┌──

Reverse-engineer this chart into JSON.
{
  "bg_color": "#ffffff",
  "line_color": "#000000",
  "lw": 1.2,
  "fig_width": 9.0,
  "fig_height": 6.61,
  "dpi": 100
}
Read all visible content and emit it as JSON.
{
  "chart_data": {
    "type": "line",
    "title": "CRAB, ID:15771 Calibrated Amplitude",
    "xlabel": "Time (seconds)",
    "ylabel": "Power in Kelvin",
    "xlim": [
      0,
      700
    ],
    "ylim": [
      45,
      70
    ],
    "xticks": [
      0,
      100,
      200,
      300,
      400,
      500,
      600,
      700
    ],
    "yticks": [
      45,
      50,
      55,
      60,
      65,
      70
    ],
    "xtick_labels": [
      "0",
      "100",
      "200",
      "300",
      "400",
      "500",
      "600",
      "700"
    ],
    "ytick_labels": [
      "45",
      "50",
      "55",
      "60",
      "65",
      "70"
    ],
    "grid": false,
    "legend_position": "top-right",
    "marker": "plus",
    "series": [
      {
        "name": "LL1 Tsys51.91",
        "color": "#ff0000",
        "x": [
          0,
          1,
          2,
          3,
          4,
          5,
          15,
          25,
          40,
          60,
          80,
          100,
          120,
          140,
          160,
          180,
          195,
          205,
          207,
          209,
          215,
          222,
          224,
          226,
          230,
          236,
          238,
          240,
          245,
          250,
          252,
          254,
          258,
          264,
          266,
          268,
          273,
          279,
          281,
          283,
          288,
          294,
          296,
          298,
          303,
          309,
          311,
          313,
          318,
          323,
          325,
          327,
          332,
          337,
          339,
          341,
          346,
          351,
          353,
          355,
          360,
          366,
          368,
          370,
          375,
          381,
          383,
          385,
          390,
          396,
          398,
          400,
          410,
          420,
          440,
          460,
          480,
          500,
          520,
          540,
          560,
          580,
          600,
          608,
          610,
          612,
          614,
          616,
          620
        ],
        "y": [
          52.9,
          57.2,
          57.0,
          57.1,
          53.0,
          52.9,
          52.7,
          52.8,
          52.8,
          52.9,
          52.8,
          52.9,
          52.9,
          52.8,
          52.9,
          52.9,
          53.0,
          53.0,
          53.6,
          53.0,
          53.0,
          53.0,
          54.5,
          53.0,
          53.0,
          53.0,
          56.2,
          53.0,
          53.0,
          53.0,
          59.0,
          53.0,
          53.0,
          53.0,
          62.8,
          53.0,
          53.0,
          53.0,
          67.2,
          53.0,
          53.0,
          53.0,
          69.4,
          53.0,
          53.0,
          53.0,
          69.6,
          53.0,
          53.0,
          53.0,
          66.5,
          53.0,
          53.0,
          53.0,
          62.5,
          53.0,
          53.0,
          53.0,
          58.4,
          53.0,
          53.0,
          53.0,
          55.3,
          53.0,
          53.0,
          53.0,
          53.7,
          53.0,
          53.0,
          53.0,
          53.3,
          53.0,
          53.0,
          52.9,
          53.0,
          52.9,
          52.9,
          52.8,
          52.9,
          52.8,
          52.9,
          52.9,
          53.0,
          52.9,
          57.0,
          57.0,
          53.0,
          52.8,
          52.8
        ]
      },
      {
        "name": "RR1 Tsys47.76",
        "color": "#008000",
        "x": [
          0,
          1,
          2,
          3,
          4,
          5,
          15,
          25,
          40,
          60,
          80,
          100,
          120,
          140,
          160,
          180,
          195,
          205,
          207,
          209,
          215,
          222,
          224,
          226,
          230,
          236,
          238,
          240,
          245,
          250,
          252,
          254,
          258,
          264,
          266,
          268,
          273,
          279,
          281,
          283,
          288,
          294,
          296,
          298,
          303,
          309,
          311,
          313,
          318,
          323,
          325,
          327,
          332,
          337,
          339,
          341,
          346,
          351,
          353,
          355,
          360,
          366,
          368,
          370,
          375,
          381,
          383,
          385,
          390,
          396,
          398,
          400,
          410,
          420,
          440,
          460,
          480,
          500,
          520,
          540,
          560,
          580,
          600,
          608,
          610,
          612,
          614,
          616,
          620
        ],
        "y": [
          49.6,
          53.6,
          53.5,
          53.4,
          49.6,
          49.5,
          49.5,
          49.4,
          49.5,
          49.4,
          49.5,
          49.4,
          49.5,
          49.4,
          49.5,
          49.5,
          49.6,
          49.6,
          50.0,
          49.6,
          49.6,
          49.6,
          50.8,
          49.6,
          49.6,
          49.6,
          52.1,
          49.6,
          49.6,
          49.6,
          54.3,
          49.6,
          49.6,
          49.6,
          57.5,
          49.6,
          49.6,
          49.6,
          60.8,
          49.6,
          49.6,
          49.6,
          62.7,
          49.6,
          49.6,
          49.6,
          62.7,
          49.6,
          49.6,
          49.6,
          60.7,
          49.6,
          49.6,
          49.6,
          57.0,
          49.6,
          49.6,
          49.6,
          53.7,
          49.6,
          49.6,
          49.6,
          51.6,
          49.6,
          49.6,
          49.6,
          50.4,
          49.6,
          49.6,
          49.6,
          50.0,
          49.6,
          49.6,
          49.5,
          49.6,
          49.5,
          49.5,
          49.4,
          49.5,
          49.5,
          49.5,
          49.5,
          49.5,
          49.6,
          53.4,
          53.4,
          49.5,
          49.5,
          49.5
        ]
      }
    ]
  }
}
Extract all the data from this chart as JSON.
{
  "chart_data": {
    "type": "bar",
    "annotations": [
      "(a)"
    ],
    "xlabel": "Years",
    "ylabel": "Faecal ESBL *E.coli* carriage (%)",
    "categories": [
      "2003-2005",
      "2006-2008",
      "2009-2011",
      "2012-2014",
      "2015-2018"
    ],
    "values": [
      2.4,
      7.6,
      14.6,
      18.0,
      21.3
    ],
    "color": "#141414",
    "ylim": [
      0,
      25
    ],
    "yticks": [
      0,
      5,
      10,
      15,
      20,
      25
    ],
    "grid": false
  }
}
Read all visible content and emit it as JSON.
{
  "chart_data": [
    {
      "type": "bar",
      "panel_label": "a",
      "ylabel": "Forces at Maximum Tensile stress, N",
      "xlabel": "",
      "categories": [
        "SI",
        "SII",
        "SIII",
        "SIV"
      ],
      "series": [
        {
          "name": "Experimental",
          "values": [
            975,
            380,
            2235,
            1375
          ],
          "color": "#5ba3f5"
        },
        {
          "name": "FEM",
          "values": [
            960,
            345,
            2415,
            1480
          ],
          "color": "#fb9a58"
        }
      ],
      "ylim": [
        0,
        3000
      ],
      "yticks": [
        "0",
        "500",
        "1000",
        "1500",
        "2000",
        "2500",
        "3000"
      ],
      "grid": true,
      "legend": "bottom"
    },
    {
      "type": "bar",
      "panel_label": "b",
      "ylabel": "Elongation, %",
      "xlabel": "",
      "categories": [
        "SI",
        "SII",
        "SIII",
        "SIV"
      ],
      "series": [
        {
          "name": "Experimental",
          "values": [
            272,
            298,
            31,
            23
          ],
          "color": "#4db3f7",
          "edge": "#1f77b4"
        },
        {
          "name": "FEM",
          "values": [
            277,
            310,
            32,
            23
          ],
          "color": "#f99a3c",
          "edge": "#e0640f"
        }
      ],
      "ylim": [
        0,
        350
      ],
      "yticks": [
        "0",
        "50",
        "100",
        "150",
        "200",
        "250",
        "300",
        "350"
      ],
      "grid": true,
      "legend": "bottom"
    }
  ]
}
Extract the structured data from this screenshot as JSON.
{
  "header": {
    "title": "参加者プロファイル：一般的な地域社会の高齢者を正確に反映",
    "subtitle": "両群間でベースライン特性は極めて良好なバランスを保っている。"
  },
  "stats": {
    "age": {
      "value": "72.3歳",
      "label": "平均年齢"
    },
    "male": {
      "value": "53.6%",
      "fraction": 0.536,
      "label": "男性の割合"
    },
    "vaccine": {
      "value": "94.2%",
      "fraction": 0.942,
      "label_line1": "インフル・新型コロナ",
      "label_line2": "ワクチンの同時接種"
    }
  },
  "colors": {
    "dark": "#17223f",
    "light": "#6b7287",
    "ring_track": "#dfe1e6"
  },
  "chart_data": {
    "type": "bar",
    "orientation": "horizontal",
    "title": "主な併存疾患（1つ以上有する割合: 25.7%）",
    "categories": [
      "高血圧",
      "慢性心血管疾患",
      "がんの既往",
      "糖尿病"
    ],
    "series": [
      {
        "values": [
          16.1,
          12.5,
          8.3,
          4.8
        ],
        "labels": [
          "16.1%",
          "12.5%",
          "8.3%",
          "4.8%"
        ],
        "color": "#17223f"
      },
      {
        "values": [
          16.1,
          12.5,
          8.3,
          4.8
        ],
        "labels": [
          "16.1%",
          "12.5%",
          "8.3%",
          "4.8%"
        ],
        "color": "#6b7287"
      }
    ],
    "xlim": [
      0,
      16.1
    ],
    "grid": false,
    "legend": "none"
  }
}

└──

Locate the word "xlabel" in the records and collect each line it appears in.

### REPLY
    "xlabel": "Time (seconds)",
    "xlabel": "Years",
      "xlabel": "",
      "xlabel": "",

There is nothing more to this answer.